**Written task:** Write out every line of the material exactly as it appears.

◆ ◆ ◆ ◆ ◆

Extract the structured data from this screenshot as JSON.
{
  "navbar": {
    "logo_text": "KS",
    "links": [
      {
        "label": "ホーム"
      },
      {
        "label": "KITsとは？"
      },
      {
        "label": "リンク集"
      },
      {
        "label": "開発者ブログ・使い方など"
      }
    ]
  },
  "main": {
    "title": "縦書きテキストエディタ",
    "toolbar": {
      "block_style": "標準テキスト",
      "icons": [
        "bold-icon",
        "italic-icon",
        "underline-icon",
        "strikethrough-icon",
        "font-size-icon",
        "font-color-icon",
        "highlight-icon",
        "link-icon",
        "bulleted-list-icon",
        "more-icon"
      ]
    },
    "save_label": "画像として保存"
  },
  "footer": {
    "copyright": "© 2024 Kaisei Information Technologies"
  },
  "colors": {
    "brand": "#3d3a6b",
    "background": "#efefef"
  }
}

◆ ◆ ◆ ◆ ◆

**Solution below:**
Extract the structured data from this screenshot as JSON.
{
  "navbar": {
    "logo_text": "KS",
    "links": [
      {
        "label": "ホーム"
      },
      {
        "label": "KITsとは？"
      },
      {
        "label": "リンク集"
      },
      {
        "label": "開発者ブログ・使い方など"
      }
    ]
  },
  "main": {
    "title": "縦書きテキストエディタ",
    "toolbar": {
      "block_style": "標準テキスト",
      "icons": [
        "bold-icon",
        "italic-icon",
        "underline-icon",
        "strikethrough-icon",
        "font-size-icon",
        "font-color-icon",
        "highlight-icon",
        "link-icon",
        "bulleted-list-icon",
        "more-icon"
      ]
    },
    "save_label": "画像として保存"
  },
  "footer": {
    "copyright": "© 2024 Kaisei Information Technologies"
  },
  "colors": {
    "brand": "#3d3a6b",
    "background": "#efefef"
  }
}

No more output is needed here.